■ **What the task asks**: Reproduce word for word the passage of the baseball film interview starting with "Any particularly wild" and going on through "What has changed?".

■ **Article**:
┌──

David Filipi: It’s kind of a long story, but in 2004 I wanted to do a baseball-themed film program but not do the obvious thing like show Field of Dreams, Bull Durham, et cetera. I contacted the Hall of Fame to see if I might be able to show some of the films they held in their vault. We worked it out, and from 2004 to 2011 I presented programs with nearly all of the content coming from the Hall. The programs in 2012 and 2013 were comprised of material from the UCLA Film and Television Archive.

 

Any particularly wild discoveries in the Hall of Fame archives?

Lots of great discoveries. The many, many interviews Hall of Fame broadcaster Bob Wolff did with dozens and dozens of players in the 1950s and early ’60s have been an especially rich source of good material. I’ve included interviews with fellow Hall of Famers like Harmon Killebrew and Ted Williams, but also lesser players like then-Kansas City Athletic left-handed catcher (and future Hall of Fame manager) Whitey Herzog. But there are a trove of great Gillette commercials from the ’50s and ’60s and many other clips that proved to be both enlightening and entertaining.

 

When you watch these films, how do you feel about baseball today? What has changed?

One thing I would say is [that] the most obvious change is the money involved. Quite literally. There are clips I include where players talk about their off-season jobs and another that shows four Washington Senators sharing a small apartment. Never happen today.

 

Public reaction seems to be enthusiastic—I saw that you’re selling out multiple days at Brooklyn Academy of Music. What sort of crowds are you drawing? Film fans, baseball fans, history buffs?

└──

■ **Listed records**:
┌──

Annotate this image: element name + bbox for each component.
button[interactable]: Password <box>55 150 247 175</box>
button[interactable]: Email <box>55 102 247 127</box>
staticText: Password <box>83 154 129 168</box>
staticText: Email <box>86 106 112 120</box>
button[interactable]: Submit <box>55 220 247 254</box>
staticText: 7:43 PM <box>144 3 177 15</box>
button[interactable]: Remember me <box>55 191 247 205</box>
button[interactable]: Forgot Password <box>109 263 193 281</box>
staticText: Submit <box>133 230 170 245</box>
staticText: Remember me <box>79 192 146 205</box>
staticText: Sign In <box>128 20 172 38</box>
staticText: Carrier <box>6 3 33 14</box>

└──
┌──

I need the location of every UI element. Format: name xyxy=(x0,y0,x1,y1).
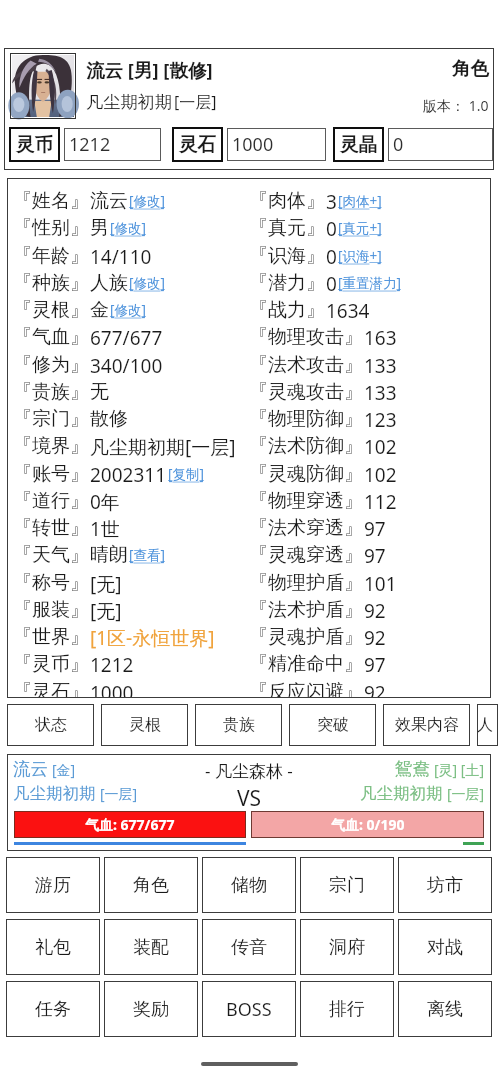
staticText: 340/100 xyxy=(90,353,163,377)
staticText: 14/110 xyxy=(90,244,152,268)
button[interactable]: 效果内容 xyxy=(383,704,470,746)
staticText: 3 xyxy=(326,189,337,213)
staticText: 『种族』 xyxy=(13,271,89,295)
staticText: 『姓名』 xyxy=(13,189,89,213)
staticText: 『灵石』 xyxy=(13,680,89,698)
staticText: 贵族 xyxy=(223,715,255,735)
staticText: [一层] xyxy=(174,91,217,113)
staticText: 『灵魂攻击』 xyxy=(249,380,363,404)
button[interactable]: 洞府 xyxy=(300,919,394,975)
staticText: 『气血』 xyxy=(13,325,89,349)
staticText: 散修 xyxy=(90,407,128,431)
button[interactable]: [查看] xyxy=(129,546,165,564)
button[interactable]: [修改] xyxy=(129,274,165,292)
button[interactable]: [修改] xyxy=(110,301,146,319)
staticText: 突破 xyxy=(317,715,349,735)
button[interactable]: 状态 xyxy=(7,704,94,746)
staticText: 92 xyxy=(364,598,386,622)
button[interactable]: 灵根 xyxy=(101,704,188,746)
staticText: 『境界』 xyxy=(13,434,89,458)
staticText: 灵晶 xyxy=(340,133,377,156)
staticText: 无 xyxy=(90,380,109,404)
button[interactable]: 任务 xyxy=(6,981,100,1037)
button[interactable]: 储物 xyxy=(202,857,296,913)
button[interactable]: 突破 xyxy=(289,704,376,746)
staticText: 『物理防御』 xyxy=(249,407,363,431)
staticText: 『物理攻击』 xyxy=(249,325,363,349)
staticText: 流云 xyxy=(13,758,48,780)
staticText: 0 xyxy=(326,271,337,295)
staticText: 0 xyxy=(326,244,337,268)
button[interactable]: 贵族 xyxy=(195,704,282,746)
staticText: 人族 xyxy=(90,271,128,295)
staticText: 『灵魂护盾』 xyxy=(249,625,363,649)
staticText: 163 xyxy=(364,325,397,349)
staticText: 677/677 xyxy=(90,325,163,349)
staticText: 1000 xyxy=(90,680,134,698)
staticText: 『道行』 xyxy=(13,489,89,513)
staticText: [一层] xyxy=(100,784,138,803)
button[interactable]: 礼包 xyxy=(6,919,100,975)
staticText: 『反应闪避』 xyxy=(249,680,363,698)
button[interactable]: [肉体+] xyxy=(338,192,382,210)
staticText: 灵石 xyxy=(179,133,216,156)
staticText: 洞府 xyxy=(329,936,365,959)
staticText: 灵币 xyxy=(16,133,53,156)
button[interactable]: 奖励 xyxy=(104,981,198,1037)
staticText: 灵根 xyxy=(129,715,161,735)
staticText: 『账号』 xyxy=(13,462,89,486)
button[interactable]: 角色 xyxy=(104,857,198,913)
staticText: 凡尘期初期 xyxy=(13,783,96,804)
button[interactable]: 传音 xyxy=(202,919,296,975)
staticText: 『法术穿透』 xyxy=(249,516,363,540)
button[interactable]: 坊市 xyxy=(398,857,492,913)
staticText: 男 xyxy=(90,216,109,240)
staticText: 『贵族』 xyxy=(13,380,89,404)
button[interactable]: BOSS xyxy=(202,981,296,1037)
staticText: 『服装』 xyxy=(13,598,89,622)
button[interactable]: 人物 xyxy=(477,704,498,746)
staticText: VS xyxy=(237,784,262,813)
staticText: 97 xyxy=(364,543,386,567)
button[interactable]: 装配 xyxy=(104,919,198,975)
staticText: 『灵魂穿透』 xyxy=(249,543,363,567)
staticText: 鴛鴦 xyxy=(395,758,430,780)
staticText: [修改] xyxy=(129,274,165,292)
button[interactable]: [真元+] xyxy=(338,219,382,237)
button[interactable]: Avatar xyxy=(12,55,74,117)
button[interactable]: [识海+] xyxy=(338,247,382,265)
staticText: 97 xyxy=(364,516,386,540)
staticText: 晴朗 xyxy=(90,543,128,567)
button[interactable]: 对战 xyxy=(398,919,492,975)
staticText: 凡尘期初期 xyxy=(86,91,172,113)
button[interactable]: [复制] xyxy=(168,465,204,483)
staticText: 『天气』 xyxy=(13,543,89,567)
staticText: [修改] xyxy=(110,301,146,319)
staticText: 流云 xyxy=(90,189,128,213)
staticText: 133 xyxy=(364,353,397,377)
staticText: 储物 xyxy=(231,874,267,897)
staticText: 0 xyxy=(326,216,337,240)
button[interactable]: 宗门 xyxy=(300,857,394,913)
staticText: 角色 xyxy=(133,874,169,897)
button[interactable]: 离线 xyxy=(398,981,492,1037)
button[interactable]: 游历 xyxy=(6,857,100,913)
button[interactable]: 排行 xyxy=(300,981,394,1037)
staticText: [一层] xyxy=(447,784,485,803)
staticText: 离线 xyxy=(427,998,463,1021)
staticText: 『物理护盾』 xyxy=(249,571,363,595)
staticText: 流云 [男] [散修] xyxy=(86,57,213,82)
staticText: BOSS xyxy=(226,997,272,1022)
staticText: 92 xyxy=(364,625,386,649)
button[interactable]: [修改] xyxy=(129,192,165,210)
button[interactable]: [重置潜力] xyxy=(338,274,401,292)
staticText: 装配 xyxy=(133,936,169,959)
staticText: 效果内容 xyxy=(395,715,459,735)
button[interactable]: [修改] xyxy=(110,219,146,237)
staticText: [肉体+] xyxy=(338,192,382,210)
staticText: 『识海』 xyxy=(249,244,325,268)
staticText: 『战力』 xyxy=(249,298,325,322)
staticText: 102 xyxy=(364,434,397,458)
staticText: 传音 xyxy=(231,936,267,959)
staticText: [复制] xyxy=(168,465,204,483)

└──
┌──

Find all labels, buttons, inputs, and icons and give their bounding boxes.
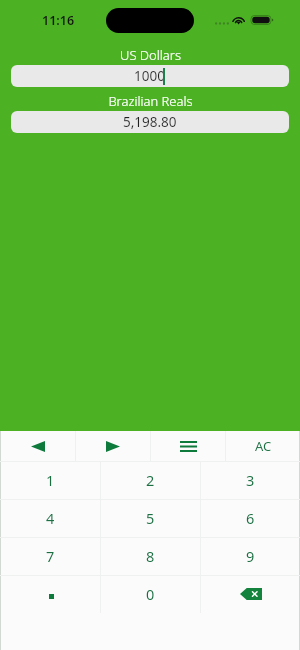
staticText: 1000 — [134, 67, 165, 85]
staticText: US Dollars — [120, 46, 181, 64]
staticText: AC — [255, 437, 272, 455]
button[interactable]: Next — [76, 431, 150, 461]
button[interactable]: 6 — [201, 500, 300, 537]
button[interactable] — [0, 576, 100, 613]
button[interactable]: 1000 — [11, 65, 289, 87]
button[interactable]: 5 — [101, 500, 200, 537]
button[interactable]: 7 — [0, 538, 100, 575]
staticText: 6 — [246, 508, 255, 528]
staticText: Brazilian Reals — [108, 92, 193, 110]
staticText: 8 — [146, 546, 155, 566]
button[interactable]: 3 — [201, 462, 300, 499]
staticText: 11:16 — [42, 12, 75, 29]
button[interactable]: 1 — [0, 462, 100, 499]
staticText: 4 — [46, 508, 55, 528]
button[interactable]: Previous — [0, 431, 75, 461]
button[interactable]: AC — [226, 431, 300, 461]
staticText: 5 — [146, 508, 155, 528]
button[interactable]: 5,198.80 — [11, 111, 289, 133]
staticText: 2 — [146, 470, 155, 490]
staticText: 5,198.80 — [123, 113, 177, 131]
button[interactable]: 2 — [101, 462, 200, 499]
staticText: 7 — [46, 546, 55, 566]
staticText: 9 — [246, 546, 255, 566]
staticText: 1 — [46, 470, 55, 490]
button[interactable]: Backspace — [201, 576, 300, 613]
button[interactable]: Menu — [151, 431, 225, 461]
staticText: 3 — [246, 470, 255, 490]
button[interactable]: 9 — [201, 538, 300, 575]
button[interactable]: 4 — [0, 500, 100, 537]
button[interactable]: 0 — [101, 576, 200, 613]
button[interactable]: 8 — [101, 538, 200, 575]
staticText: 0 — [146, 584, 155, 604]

└──

■ **Answer**:
Any particularly wild discoveries in the Hall of Fame archives?

Lots of great discoveries. The many, many interviews Hall of Fame broadcaster Bob Wolff did with dozens and dozens of players in the 1950s and early ’60s have been an especially rich source of good material. I’ve included interviews with fellow Hall of Famers like Harmon Killebrew and Ted Williams, but also lesser players like then-Kansas City Athletic left-handed catcher (and future Hall of Fame manager) Whitey Herzog. But there are a trove of great Gillette commercials from the ’50s and ’60s and many other clips that proved to be both enlightening and entertaining.

 

When you watch these films, how do you feel about baseball today? What has changed?